What the task asks. Retype the data below without altering anything.

##### Data for processing

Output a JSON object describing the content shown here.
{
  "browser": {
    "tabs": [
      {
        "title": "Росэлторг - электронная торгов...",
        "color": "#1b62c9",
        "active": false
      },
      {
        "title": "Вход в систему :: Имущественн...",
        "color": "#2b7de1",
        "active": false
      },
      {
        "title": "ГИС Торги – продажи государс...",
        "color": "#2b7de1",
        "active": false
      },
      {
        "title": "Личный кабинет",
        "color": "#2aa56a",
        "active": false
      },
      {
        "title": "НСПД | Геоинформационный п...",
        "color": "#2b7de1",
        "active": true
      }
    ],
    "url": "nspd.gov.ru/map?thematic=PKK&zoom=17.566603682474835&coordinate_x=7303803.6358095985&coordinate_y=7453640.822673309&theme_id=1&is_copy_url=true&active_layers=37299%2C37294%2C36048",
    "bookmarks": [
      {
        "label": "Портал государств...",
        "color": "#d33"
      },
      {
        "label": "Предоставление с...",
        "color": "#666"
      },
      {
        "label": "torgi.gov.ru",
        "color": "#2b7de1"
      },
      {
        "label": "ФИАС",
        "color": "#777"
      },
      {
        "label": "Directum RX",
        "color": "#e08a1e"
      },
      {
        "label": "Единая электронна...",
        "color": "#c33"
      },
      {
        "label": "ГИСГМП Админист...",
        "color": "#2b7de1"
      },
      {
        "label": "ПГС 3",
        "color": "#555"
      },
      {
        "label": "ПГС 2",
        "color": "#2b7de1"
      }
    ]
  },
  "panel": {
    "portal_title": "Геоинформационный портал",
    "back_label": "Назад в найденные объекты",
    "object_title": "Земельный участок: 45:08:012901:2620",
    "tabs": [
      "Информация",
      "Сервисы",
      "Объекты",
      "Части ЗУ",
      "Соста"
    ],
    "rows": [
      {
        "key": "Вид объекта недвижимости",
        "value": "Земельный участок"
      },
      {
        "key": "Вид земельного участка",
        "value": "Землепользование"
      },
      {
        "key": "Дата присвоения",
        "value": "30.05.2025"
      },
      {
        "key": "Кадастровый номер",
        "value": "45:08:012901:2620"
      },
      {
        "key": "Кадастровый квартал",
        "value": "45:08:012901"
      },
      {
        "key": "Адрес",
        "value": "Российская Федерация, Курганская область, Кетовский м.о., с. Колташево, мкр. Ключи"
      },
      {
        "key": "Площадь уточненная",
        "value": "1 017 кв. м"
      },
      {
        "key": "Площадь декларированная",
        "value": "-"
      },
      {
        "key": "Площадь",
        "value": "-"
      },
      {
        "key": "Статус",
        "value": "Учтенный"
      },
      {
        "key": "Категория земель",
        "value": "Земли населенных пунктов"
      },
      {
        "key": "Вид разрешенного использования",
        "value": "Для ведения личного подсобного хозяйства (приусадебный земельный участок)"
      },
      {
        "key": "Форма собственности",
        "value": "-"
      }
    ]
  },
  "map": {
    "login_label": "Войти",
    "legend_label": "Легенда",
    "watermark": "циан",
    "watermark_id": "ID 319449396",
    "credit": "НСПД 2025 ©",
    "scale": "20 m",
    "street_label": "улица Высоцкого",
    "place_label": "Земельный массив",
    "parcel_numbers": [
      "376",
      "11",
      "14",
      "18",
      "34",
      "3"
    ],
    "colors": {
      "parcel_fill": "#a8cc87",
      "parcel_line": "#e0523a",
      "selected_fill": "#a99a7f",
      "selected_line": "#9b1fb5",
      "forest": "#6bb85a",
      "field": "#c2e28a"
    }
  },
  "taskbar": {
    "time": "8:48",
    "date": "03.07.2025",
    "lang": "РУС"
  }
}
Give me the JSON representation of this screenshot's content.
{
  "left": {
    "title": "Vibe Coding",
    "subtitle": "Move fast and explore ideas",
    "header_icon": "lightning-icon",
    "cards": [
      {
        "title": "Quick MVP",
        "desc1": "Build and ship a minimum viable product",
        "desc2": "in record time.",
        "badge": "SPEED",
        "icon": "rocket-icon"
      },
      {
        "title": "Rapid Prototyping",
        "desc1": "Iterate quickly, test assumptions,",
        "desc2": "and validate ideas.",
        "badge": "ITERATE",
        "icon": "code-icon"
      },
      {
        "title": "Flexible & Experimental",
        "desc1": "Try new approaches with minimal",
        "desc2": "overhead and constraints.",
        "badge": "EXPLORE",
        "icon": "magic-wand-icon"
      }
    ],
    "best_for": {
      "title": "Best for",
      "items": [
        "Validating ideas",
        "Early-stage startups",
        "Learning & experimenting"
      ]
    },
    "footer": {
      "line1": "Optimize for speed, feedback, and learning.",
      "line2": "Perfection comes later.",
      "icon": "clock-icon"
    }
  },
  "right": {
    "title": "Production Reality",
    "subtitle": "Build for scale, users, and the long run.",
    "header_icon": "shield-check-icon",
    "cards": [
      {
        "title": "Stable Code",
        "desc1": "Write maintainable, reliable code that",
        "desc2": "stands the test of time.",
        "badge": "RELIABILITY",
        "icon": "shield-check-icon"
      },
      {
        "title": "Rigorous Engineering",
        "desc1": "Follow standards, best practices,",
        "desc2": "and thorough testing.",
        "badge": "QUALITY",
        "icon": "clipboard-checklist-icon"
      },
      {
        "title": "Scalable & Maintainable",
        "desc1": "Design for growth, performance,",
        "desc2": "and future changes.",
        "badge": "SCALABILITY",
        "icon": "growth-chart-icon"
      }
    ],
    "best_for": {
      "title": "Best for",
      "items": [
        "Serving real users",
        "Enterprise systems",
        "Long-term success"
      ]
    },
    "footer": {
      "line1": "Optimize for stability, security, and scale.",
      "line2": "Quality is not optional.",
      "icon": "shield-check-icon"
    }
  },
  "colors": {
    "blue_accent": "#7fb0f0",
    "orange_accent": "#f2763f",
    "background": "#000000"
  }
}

##########

Solved exercise.
Output a JSON object describing the content shown here.
{
  "browser": {
    "tabs": [
      {
        "title": "Росэлторг - электронная торгов...",
        "color": "#1b62c9",
        "active": false
      },
      {
        "title": "Вход в систему :: Имущественн...",
        "color": "#2b7de1",
        "active": false
      },
      {
        "title": "ГИС Торги – продажи государс...",
        "color": "#2b7de1",
        "active": false
      },
      {
        "title": "Личный кабинет",
        "color": "#2aa56a",
        "active": false
      },
      {
        "title": "НСПД | Геоинформационный п...",
        "color": "#2b7de1",
        "active": true
      }
    ],
    "url": "nspd.gov.ru/map?thematic=PKK&zoom=17.566603682474835&coordinate_x=7303803.6358095985&coordinate_y=7453640.822673309&theme_id=1&is_copy_url=true&active_layers=37299%2C37294%2C36048",
    "bookmarks": [
      {
        "label": "Портал государств...",
        "color": "#d33"
      },
      {
        "label": "Предоставление с...",
        "color": "#666"
      },
      {
        "label": "torgi.gov.ru",
        "color": "#2b7de1"
      },
      {
        "label": "ФИАС",
        "color": "#777"
      },
      {
        "label": "Directum RX",
        "color": "#e08a1e"
      },
      {
        "label": "Единая электронна...",
        "color": "#c33"
      },
      {
        "label": "ГИСГМП Админист...",
        "color": "#2b7de1"
      },
      {
        "label": "ПГС 3",
        "color": "#555"
      },
      {
        "label": "ПГС 2",
        "color": "#2b7de1"
      }
    ]
  },
  "panel": {
    "portal_title": "Геоинформационный портал",
    "back_label": "Назад в найденные объекты",
    "object_title": "Земельный участок: 45:08:012901:2620",
    "tabs": [
      "Информация",
      "Сервисы",
      "Объекты",
      "Части ЗУ",
      "Соста"
    ],
    "rows": [
      {
        "key": "Вид объекта недвижимости",
        "value": "Земельный участок"
      },
      {
        "key": "Вид земельного участка",
        "value": "Землепользование"
      },
      {
        "key": "Дата присвоения",
        "value": "30.05.2025"
      },
      {
        "key": "Кадастровый номер",
        "value": "45:08:012901:2620"
      },
      {
        "key": "Кадастровый квартал",
        "value": "45:08:012901"
      },
      {
        "key": "Адрес",
        "value": "Российская Федерация, Курганская область, Кетовский м.о., с. Колташево, мкр. Ключи"
      },
      {
        "key": "Площадь уточненная",
        "value": "1 017 кв. м"
      },
      {
        "key": "Площадь декларированная",
        "value": "-"
      },
      {
        "key": "Площадь",
        "value": "-"
      },
      {
        "key": "Статус",
        "value": "Учтенный"
      },
      {
        "key": "Категория земель",
        "value": "Земли населенных пунктов"
      },
      {
        "key": "Вид разрешенного использования",
        "value": "Для ведения личного подсобного хозяйства (приусадебный земельный участок)"
      },
      {
        "key": "Форма собственности",
        "value": "-"
      }
    ]
  },
  "map": {
    "login_label": "Войти",
    "legend_label": "Легенда",
    "watermark": "циан",
    "watermark_id": "ID 319449396",
    "credit": "НСПД 2025 ©",
    "scale": "20 m",
    "street_label": "улица Высоцкого",
    "place_label": "Земельный массив",
    "parcel_numbers": [
      "376",
      "11",
      "14",
      "18",
      "34",
      "3"
    ],
    "colors": {
      "parcel_fill": "#a8cc87",
      "parcel_line": "#e0523a",
      "selected_fill": "#a99a7f",
      "selected_line": "#9b1fb5",
      "forest": "#6bb85a",
      "field": "#c2e28a"
    }
  },
  "taskbar": {
    "time": "8:48",
    "date": "03.07.2025",
    "lang": "РУС"
  }
}
Give me the JSON representation of this screenshot's content.
{
  "left": {
    "title": "Vibe Coding",
    "subtitle": "Move fast and explore ideas",
    "header_icon": "lightning-icon",
    "cards": [
      {
        "title": "Quick MVP",
        "desc1": "Build and ship a minimum viable product",
        "desc2": "in record time.",
        "badge": "SPEED",
        "icon": "rocket-icon"
      },
      {
        "title": "Rapid Prototyping",
        "desc1": "Iterate quickly, test assumptions,",
        "desc2": "and validate ideas.",
        "badge": "ITERATE",
        "icon": "code-icon"
      },
      {
        "title": "Flexible & Experimental",
        "desc1": "Try new approaches with minimal",
        "desc2": "overhead and constraints.",
        "badge": "EXPLORE",
        "icon": "magic-wand-icon"
      }
    ],
    "best_for": {
      "title": "Best for",
      "items": [
        "Validating ideas",
        "Early-stage startups",
        "Learning & experimenting"
      ]
    },
    "footer": {
      "line1": "Optimize for speed, feedback, and learning.",
      "line2": "Perfection comes later.",
      "icon": "clock-icon"
    }
  },
  "right": {
    "title": "Production Reality",
    "subtitle": "Build for scale, users, and the long run.",
    "header_icon": "shield-check-icon",
    "cards": [
      {
        "title": "Stable Code",
        "desc1": "Write maintainable, reliable code that",
        "desc2": "stands the test of time.",
        "badge": "RELIABILITY",
        "icon": "shield-check-icon"
      },
      {
        "title": "Rigorous Engineering",
        "desc1": "Follow standards, best practices,",
        "desc2": "and thorough testing.",
        "badge": "QUALITY",
        "icon": "clipboard-checklist-icon"
      },
      {
        "title": "Scalable & Maintainable",
        "desc1": "Design for growth, performance,",
        "desc2": "and future changes.",
        "badge": "SCALABILITY",
        "icon": "growth-chart-icon"
      }
    ],
    "best_for": {
      "title": "Best for",
      "items": [
        "Serving real users",
        "Enterprise systems",
        "Long-term success"
      ]
    },
    "footer": {
      "line1": "Optimize for stability, security, and scale.",
      "line2": "Quality is not optional.",
      "icon": "shield-check-icon"
    }
  },
  "colors": {
    "blue_accent": "#7fb0f0",
    "orange_accent": "#f2763f",
    "background": "#000000"
  }
}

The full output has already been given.